EXERCISE REQUIREMENTS
Tally the lines that contain "date" and report the total alone.
═════ RECORDS SUPPLIED ═════
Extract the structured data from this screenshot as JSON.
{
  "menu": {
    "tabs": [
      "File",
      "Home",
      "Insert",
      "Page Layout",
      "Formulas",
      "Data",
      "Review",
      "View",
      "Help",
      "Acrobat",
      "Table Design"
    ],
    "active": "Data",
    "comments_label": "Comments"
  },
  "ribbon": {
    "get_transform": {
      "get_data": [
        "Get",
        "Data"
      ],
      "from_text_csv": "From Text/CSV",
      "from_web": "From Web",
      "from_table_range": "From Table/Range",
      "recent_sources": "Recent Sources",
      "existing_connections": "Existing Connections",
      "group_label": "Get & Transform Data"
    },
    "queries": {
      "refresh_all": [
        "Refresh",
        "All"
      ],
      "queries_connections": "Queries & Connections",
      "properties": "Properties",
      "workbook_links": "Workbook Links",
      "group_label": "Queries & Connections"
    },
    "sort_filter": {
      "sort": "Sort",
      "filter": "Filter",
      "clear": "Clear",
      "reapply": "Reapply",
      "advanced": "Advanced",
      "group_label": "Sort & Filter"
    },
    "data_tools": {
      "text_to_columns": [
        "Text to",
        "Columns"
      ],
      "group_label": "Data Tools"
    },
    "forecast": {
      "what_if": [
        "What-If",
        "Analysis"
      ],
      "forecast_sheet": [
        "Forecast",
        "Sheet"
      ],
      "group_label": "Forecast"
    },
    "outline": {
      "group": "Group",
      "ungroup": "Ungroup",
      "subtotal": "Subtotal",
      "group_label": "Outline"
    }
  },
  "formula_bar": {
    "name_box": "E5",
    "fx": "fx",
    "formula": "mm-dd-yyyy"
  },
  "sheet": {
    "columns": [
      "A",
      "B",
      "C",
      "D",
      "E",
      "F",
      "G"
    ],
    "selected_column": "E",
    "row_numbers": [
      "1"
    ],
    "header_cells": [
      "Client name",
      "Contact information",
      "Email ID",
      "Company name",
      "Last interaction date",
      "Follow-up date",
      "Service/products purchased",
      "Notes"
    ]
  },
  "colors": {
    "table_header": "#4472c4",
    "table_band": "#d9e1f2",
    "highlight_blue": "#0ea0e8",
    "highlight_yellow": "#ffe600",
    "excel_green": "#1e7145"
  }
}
═════
FINAL RESULT
2